#### RECORDED DATA
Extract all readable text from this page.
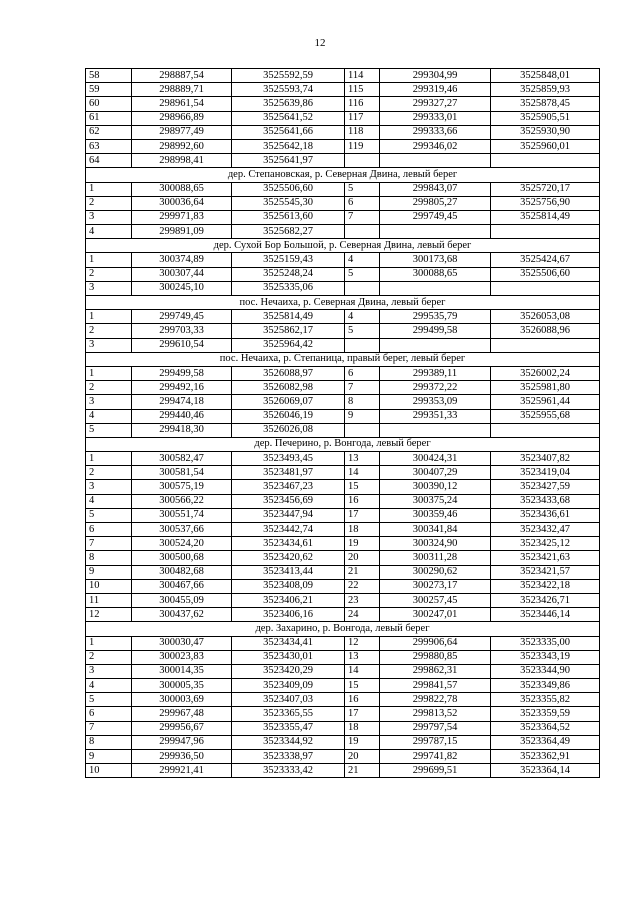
12
58	298887,54	3525592,59	114	299304,99	3525848,01
59	298889,71	3525593,74	115	299319,46	3525859,93
60	298961,54	3525639,86	116	299327,27	3525878,45
61	298966,89	3525641,52	117	299333,01	3525905,51
62	298977,49	3525641,66	118	299333,66	3525930,90
63	298992,60	3525642,18	119	299346,02	3525960,01
64	298998,41	3525641,97			
дер. Степановская, р. Северная Двина, левый берег					
1	300088,65	3525506,60	5	299843,07	3525720,17
2	300036,64	3525545,30	6	299805,27	3525756,90
3	299971,83	3525613,60	7	299749,45	3525814,49
4	299891,09	3525682,27			
дер. Сухой Бор Большой, р. Северная Двина, левый берег					
1	300374,89	3525159,43	4	300173,68	3525424,67
2	300307,44	3525248,24	5	300088,65	3525506,60
3	300245,10	3525335,06			
пос. Нечаиха, р. Северная Двина, левый берег					
1	299749,45	3525814,49	4	299535,79	3526053,08
2	299703,33	3525862,17	5	299499,58	3526088,96
3	299610,54	3525964,42			
пос. Нечаиха, р. Степаница, правый берег, левый берег					
1	299499,58	3526088,97	6	299389,11	3526002,24
2	299492,16	3526082,98	7	299372,22	3525981,80
3	299474,18	3526069,07	8	299353,09	3525961,44
4	299440,46	3526046,19	9	299351,33	3525955,68
5	299418,30	3526026,08			
дер. Печерино, р. Вонгода, левый берег					
1	300582,47	3523493,45	13	300424,31	3523407,82
2	300581,54	3523481,97	14	300407,29	3523419,04
3	300575,19	3523467,23	15	300390,12	3523427,59
4	300566,22	3523456,69	16	300375,24	3523433,68
5	300551,74	3523447,94	17	300359,46	3523436,61
6	300537,66	3523442,74	18	300341,84	3523432,47
7	300524,20	3523434,61	19	300324,90	3523425,12
8	300500,68	3523420,62	20	300311,28	3523421,63
9	300482,68	3523413,44	21	300290,62	3523421,57
10	300467,66	3523408,09	22	300273,17	3523422,18
11	300455,09	3523406,21	23	300257,45	3523426,71
12	300437,62	3523406,16	24	300247,01	3523446,14
дер. Захарино, р. Вонгода, левый берег					
1	300030,47	3523434,41	12	299906,64	3523335,00
2	300023,83	3523430,01	13	299880,85	3523343,19
3	300014,35	3523420,29	14	299862,31	3523344,90
4	300005,35	3523409,09	15	299841,57	3523349,86
5	300003,69	3523407,03	16	299822,78	3523355,82
6	299967,48	3523365,55	17	299813,52	3523359,59
7	299956,67	3523355,47	18	299797,54	3523364,52
8	299947,96	3523344,92	19	299787,15	3523364,49
9	299936,50	3523338,97	20	299741,82	3523362,91
10	299921,41	3523333,42	21	299699,51	3523364,14
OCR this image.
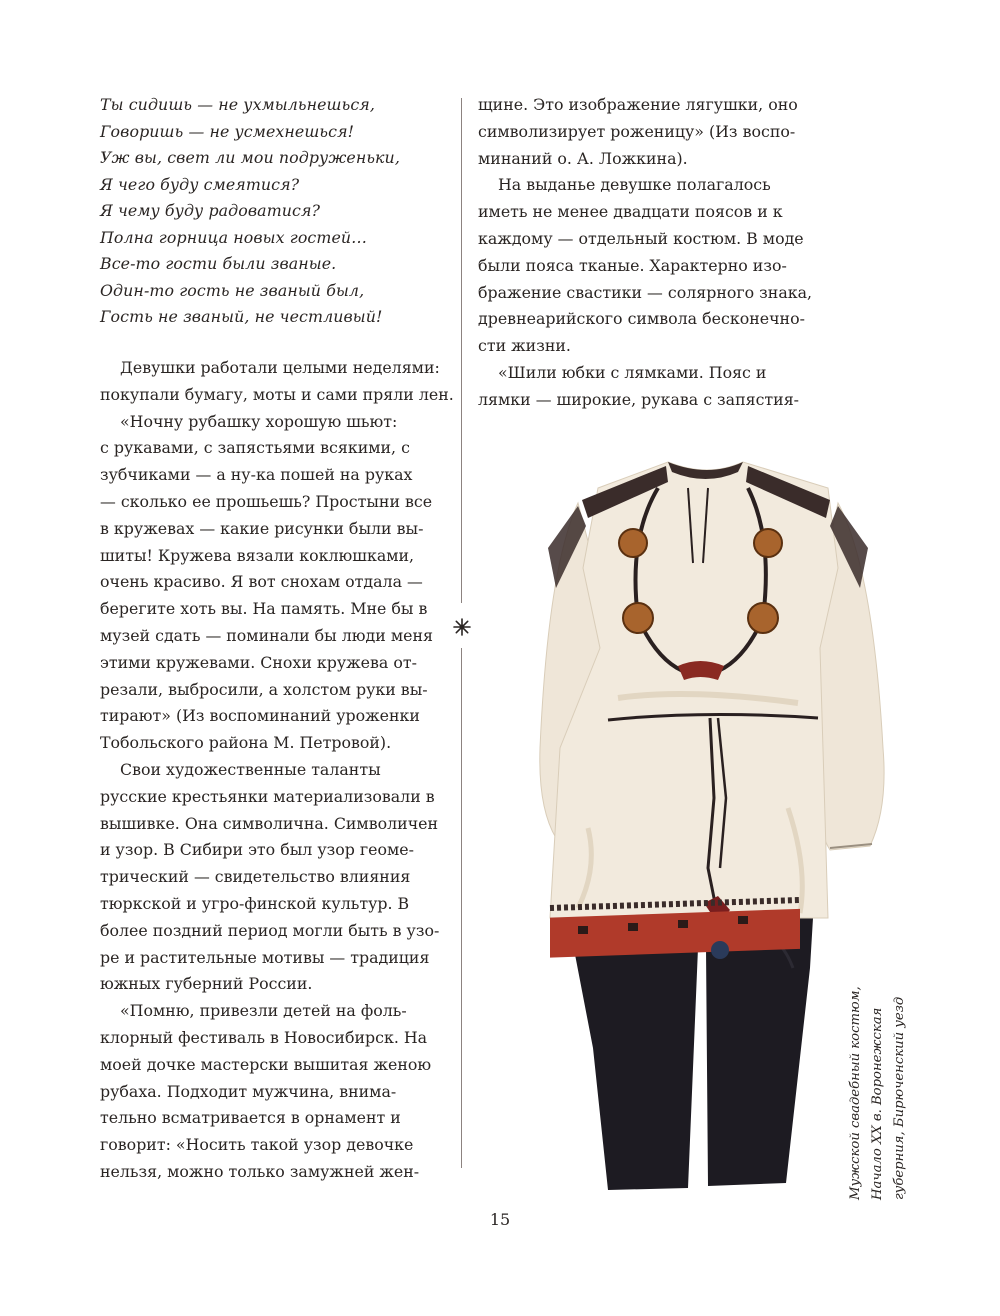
Ты сидишь — не ухмыльнешься,
Говоришь — не усмехнешься!
Уж вы, свет ли мои подруженьки,
Я чего буду смеятися?
Я чему буду радоватися?
Полна горница новых гостей…
Все-то гости были званые.
Один-то гость не званый был,
Гость не званый, не честливый!
Девушки работали целыми неделями:
покупали бумагу, моты и сами пряли лен.
«Ночну рубашку хорошую шьют:
с рукавами, с запястьями всякими, с
зубчиками — а ну-ка пошей на руках
— сколько ее прошьешь? Простыни все
в кружевах — какие рисунки были вы-
шиты! Кружева вязали коклюшками,
очень красиво. Я вот снохам отдала —
берегите хоть вы. На память. Мне бы в
музей сдать — поминали бы люди меня
этими кружевами. Снохи кружева от-
резали, выбросили, а холстом руки вы-
тирают» (Из воспоминаний уроженки
Тобольского района М. Петровой).
Свои художественные таланты
русские крестьянки материализовали в
вышивке. Она символична. Символичен
и узор. В Сибири это был узор геоме-
трический — свидетельство влияния
тюркской и угро-финской культур. В
более поздний период могли быть в узо-
ре и растительные мотивы — традиция
южных губерний России.
«Помню, привезли детей на фоль-
клорный фестиваль в Новосибирск. На
моей дочке мастерски вышитая женою
рубаха. Подходит мужчина, внима-
тельно всматривается в орнамент и
говорит: «Носить такой узор девочке
нельзя, можно только замужней жен-
щине. Это изображение лягушки, оно
символизирует роженицу» (Из воспо-
минаний о. А. Ложкина).
На выданье девушке полагалось
иметь не менее двадцати поясов и к
каждому — отдельный костюм. В моде
были пояса тканые. Характерно изо-
бражение свастики — солярного знака,
древнеарийского символа бесконечно-
сти жизни.
«Шили юбки с лямками. Пояс и
лямки — широкие, рукава с запястия-
Мужской свадебный костюм, Начало XX в. Воронежская губерния, Бирюченский уезд
15
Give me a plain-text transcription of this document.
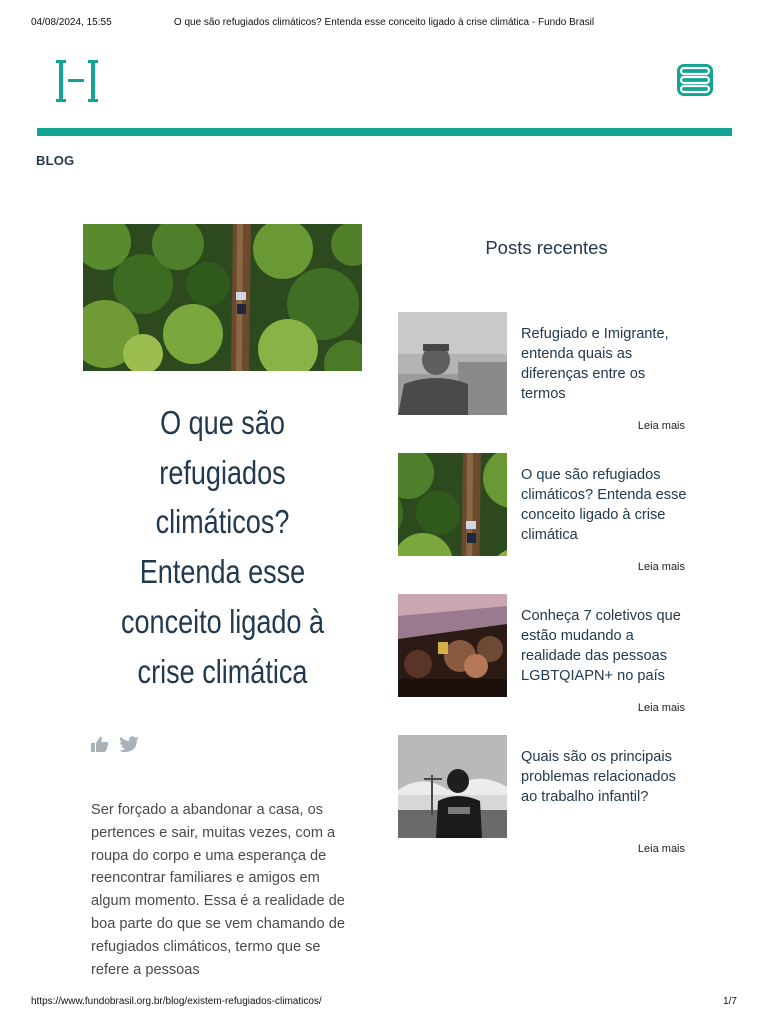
04/08/2024, 15:55	O que são refugiados climáticos? Entenda esse conceito ligado à crise climática - Fundo Brasil
BLOG
O que são refugiados climáticos? Entenda esse conceito ligado à crise climática

Ser forçado a abandonar a casa, os pertences e sair, muitas vezes, com a roupa do corpo e uma esperança de reencontrar familiares e amigos em algum momento. Essa é a realidade de boa parte do que se vem chamando de refugiados climáticos, termo que se refere a pessoas

Posts recentes
Refugiado e Imigrante, entenda quais as diferenças entre os termos
Leia mais
O que são refugiados climáticos? Entenda esse conceito ligado à crise climática
Leia mais
Conheça 7 coletivos que estão mudando a realidade das pessoas LGBTQIAPN+ no país
Leia mais
Quais são os principais problemas relacionados ao trabalho infantil?
Leia mais
https://www.fundobrasil.org.br/blog/existem-refugiados-climaticos/	1/7
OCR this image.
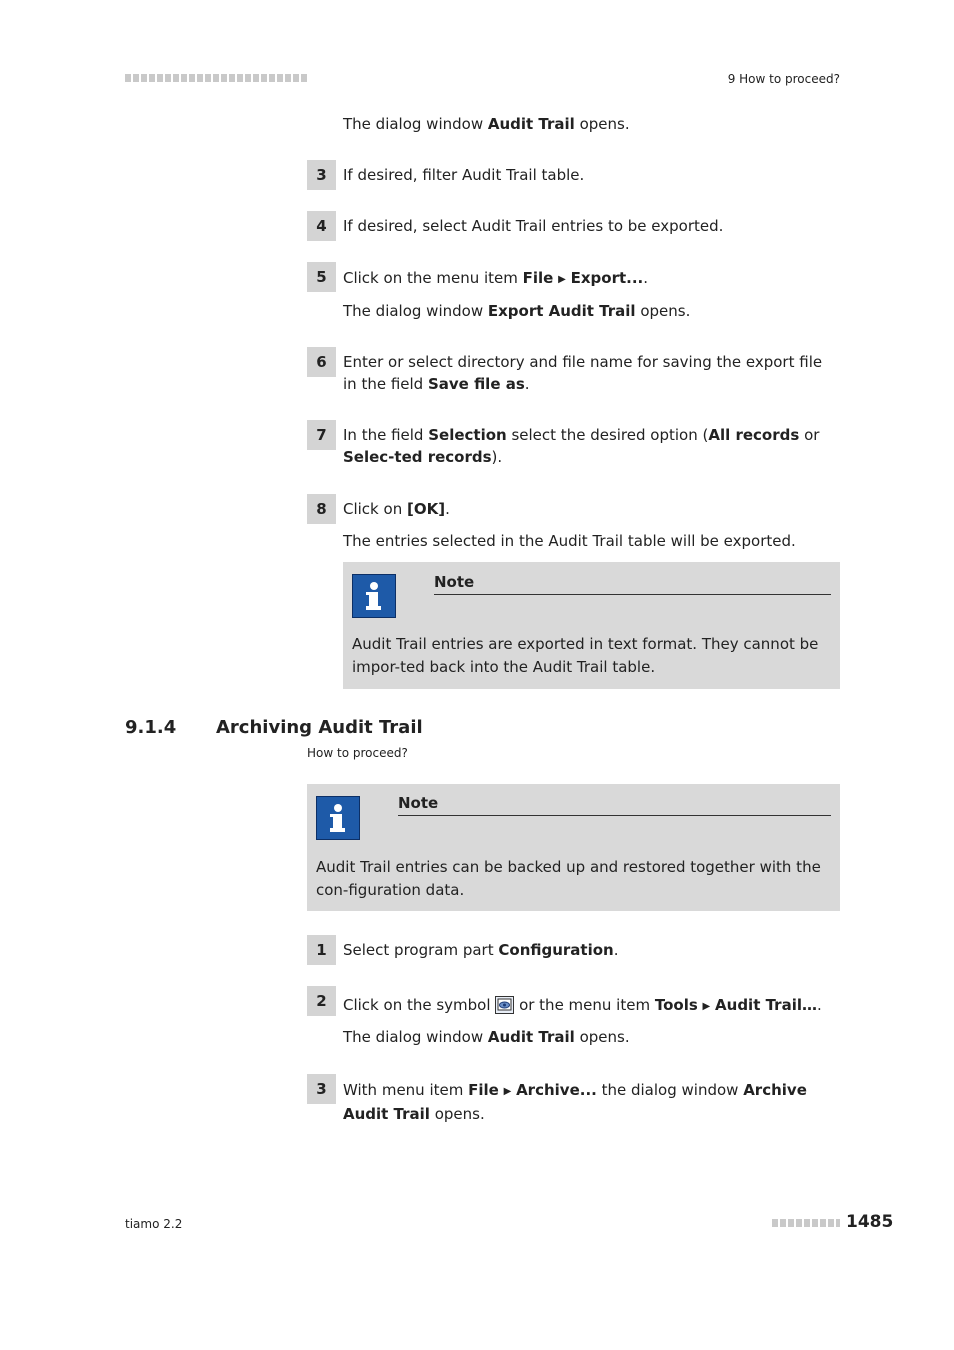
9 How to proceed?
The dialog window Audit Trail opens.
3	If desired, filter Audit Trail table.
4	If desired, select Audit Trail entries to be exported.
5	Click on the menu item File ▶ Export....
The dialog window Export Audit Trail opens.
6	Enter or select directory and file name for saving the export file in the field Save file as.
7	In the field Selection select the desired option (All records or Selec-ted records).
8	Click on [OK].
The entries selected in the Audit Trail table will be exported.
Note
Audit Trail entries are exported in text format. They cannot be impor-ted back into the Audit Trail table.
9.1.4 Archiving Audit Trail
How to proceed?
Note
Audit Trail entries can be backed up and restored together with the con-figuration data.
1	Select program part Configuration.
2	Click on the symbol  or the menu item Tools ▶ Audit Trail….
The dialog window Audit Trail opens.
3	With menu item File ▶ Archive... the dialog window Archive Audit Trail opens.
tiamo 2.2	1485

#### PROBLEM DESCRIPTION
Every line in the data that holds "text" should be copied out.

#### ANSWER FOR THE TASK
Extract all readable text from this page.
Give me a plain-text transcription of this document.
Audit Trail entries are exported in text format. They cannot be impor-ted back into the Audit Trail table.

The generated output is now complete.